— Begin Material provided —

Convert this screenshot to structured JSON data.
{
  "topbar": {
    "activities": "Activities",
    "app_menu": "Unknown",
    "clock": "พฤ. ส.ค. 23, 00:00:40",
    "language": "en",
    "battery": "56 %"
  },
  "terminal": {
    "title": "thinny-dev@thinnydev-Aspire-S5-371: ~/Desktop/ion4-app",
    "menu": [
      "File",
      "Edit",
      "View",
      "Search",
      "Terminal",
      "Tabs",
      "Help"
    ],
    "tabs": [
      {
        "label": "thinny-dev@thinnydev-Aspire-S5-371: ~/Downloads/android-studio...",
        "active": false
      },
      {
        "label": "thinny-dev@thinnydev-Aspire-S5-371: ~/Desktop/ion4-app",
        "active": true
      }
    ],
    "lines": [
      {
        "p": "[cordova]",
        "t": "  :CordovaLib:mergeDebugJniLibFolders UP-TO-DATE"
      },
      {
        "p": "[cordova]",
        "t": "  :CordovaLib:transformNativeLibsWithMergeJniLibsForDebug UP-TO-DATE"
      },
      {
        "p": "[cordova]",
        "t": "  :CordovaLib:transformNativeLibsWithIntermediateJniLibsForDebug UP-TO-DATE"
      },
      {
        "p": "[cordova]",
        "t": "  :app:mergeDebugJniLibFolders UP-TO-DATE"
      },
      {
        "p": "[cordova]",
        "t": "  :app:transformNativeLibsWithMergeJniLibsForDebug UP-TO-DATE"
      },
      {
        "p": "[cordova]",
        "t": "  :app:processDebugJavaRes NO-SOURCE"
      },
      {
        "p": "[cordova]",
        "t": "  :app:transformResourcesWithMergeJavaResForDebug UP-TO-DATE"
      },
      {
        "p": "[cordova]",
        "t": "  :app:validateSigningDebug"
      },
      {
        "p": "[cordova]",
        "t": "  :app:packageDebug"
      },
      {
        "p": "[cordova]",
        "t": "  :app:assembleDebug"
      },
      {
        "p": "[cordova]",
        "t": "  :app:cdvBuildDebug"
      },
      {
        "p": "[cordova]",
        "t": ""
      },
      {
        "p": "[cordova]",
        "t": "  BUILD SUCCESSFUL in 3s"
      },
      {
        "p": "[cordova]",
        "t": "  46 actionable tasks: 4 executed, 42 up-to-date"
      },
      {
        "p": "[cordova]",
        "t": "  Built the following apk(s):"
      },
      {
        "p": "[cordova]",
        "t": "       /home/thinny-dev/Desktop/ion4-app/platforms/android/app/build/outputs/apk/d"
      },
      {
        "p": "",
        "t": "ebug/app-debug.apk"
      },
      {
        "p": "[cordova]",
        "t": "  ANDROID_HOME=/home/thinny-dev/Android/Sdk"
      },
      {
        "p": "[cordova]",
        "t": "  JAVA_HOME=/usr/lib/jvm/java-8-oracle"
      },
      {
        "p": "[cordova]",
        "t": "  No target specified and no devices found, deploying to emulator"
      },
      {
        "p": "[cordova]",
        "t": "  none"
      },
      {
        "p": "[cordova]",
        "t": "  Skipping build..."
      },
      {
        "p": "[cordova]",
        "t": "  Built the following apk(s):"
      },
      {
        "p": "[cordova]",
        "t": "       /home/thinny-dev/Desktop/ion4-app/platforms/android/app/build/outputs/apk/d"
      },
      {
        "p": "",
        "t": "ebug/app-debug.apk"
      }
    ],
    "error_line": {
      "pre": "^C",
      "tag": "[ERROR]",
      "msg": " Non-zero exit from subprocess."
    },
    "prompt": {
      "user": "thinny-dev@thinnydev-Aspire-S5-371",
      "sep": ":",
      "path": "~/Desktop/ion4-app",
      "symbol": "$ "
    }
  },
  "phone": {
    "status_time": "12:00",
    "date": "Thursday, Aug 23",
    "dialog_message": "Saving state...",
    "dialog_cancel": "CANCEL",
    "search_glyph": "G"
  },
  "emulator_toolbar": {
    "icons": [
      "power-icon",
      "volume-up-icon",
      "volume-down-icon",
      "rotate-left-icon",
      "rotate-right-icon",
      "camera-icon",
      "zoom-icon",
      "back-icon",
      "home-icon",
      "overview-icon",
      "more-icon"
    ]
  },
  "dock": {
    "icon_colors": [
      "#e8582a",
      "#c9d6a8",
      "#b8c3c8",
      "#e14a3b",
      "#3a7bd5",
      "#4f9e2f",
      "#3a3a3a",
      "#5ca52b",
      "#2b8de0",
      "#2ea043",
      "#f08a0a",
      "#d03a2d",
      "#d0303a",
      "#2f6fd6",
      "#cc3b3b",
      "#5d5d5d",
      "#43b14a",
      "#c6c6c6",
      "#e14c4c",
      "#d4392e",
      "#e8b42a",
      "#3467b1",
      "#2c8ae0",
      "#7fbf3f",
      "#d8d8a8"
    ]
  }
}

— End Material provided —

Write the entire listing out again, word for word.

Convert this screenshot to structured JSON data.
{
  "topbar": {
    "activities": "Activities",
    "app_menu": "Unknown",
    "clock": "พฤ. ส.ค. 23, 00:00:40",
    "language": "en",
    "battery": "56 %"
  },
  "terminal": {
    "title": "thinny-dev@thinnydev-Aspire-S5-371: ~/Desktop/ion4-app",
    "menu": [
      "File",
      "Edit",
      "View",
      "Search",
      "Terminal",
      "Tabs",
      "Help"
    ],
    "tabs": [
      {
        "label": "thinny-dev@thinnydev-Aspire-S5-371: ~/Downloads/android-studio...",
        "active": false
      },
      {
        "label": "thinny-dev@thinnydev-Aspire-S5-371: ~/Desktop/ion4-app",
        "active": true
      }
    ],
    "lines": [
      {
        "p": "[cordova]",
        "t": "  :CordovaLib:mergeDebugJniLibFolders UP-TO-DATE"
      },
      {
        "p": "[cordova]",
        "t": "  :CordovaLib:transformNativeLibsWithMergeJniLibsForDebug UP-TO-DATE"
      },
      {
        "p": "[cordova]",
        "t": "  :CordovaLib:transformNativeLibsWithIntermediateJniLibsForDebug UP-TO-DATE"
      },
      {
        "p": "[cordova]",
        "t": "  :app:mergeDebugJniLibFolders UP-TO-DATE"
      },
      {
        "p": "[cordova]",
        "t": "  :app:transformNativeLibsWithMergeJniLibsForDebug UP-TO-DATE"
      },
      {
        "p": "[cordova]",
        "t": "  :app:processDebugJavaRes NO-SOURCE"
      },
      {
        "p": "[cordova]",
        "t": "  :app:transformResourcesWithMergeJavaResForDebug UP-TO-DATE"
      },
      {
        "p": "[cordova]",
        "t": "  :app:validateSigningDebug"
      },
      {
        "p": "[cordova]",
        "t": "  :app:packageDebug"
      },
      {
        "p": "[cordova]",
        "t": "  :app:assembleDebug"
      },
      {
        "p": "[cordova]",
        "t": "  :app:cdvBuildDebug"
      },
      {
        "p": "[cordova]",
        "t": ""
      },
      {
        "p": "[cordova]",
        "t": "  BUILD SUCCESSFUL in 3s"
      },
      {
        "p": "[cordova]",
        "t": "  46 actionable tasks: 4 executed, 42 up-to-date"
      },
      {
        "p": "[cordova]",
        "t": "  Built the following apk(s):"
      },
      {
        "p": "[cordova]",
        "t": "       /home/thinny-dev/Desktop/ion4-app/platforms/android/app/build/outputs/apk/d"
      },
      {
        "p": "",
        "t": "ebug/app-debug.apk"
      },
      {
        "p": "[cordova]",
        "t": "  ANDROID_HOME=/home/thinny-dev/Android/Sdk"
      },
      {
        "p": "[cordova]",
        "t": "  JAVA_HOME=/usr/lib/jvm/java-8-oracle"
      },
      {
        "p": "[cordova]",
        "t": "  No target specified and no devices found, deploying to emulator"
      },
      {
        "p": "[cordova]",
        "t": "  none"
      },
      {
        "p": "[cordova]",
        "t": "  Skipping build..."
      },
      {
        "p": "[cordova]",
        "t": "  Built the following apk(s):"
      },
      {
        "p": "[cordova]",
        "t": "       /home/thinny-dev/Desktop/ion4-app/platforms/android/app/build/outputs/apk/d"
      },
      {
        "p": "",
        "t": "ebug/app-debug.apk"
      }
    ],
    "error_line": {
      "pre": "^C",
      "tag": "[ERROR]",
      "msg": " Non-zero exit from subprocess."
    },
    "prompt": {
      "user": "thinny-dev@thinnydev-Aspire-S5-371",
      "sep": ":",
      "path": "~/Desktop/ion4-app",
      "symbol": "$ "
    }
  },
  "phone": {
    "status_time": "12:00",
    "date": "Thursday, Aug 23",
    "dialog_message": "Saving state...",
    "dialog_cancel": "CANCEL",
    "search_glyph": "G"
  },
  "emulator_toolbar": {
    "icons": [
      "power-icon",
      "volume-up-icon",
      "volume-down-icon",
      "rotate-left-icon",
      "rotate-right-icon",
      "camera-icon",
      "zoom-icon",
      "back-icon",
      "home-icon",
      "overview-icon",
      "more-icon"
    ]
  },
  "dock": {
    "icon_colors": [
      "#e8582a",
      "#c9d6a8",
      "#b8c3c8",
      "#e14a3b",
      "#3a7bd5",
      "#4f9e2f",
      "#3a3a3a",
      "#5ca52b",
      "#2b8de0",
      "#2ea043",
      "#f08a0a",
      "#d03a2d",
      "#d0303a",
      "#2f6fd6",
      "#cc3b3b",
      "#5d5d5d",
      "#43b14a",
      "#c6c6c6",
      "#e14c4c",
      "#d4392e",
      "#e8b42a",
      "#3467b1",
      "#2c8ae0",
      "#7fbf3f",
      "#d8d8a8"
    ]
  }
}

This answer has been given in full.